The material below should be written out in full and exactly; pictures stay out of the copy.
----- Supplied entries
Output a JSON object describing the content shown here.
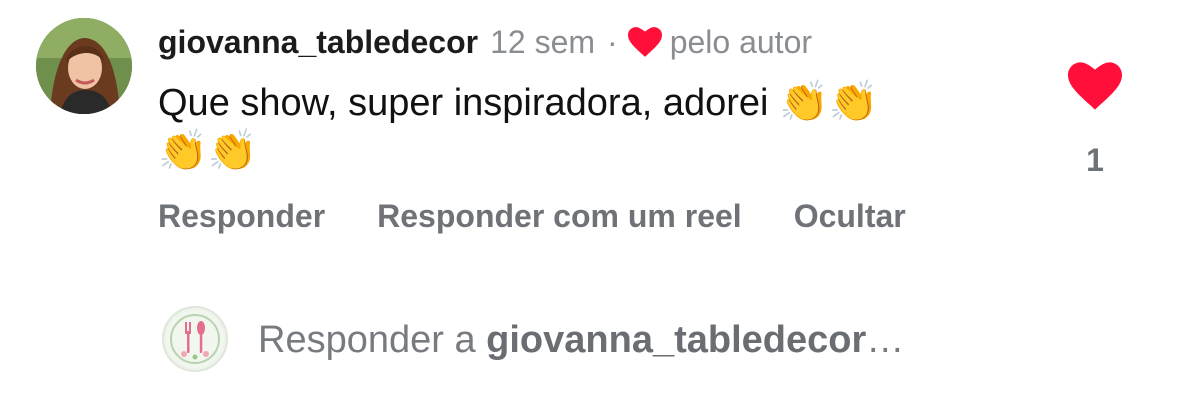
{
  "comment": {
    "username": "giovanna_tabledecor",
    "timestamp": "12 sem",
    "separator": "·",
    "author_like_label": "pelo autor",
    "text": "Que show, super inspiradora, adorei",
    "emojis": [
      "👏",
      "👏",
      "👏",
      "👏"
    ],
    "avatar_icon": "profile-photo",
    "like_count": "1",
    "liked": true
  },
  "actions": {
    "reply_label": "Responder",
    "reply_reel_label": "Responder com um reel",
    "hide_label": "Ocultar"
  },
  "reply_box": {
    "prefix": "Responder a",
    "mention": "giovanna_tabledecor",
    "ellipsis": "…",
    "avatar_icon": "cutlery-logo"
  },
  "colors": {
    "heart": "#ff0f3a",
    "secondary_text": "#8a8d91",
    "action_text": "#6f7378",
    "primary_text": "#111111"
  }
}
----------
Full answer:
Output a JSON object describing the content shown here.
{
  "comment": {
    "username": "giovanna_tabledecor",
    "timestamp": "12 sem",
    "separator": "·",
    "author_like_label": "pelo autor",
    "text": "Que show, super inspiradora, adorei",
    "emojis": [
      "👏",
      "👏",
      "👏",
      "👏"
    ],
    "avatar_icon": "profile-photo",
    "like_count": "1",
    "liked": true
  },
  "actions": {
    "reply_label": "Responder",
    "reply_reel_label": "Responder com um reel",
    "hide_label": "Ocultar"
  },
  "reply_box": {
    "prefix": "Responder a",
    "mention": "giovanna_tabledecor",
    "ellipsis": "…",
    "avatar_icon": "cutlery-logo"
  },
  "colors": {
    "heart": "#ff0f3a",
    "secondary_text": "#8a8d91",
    "action_text": "#6f7378",
    "primary_text": "#111111"
  }
}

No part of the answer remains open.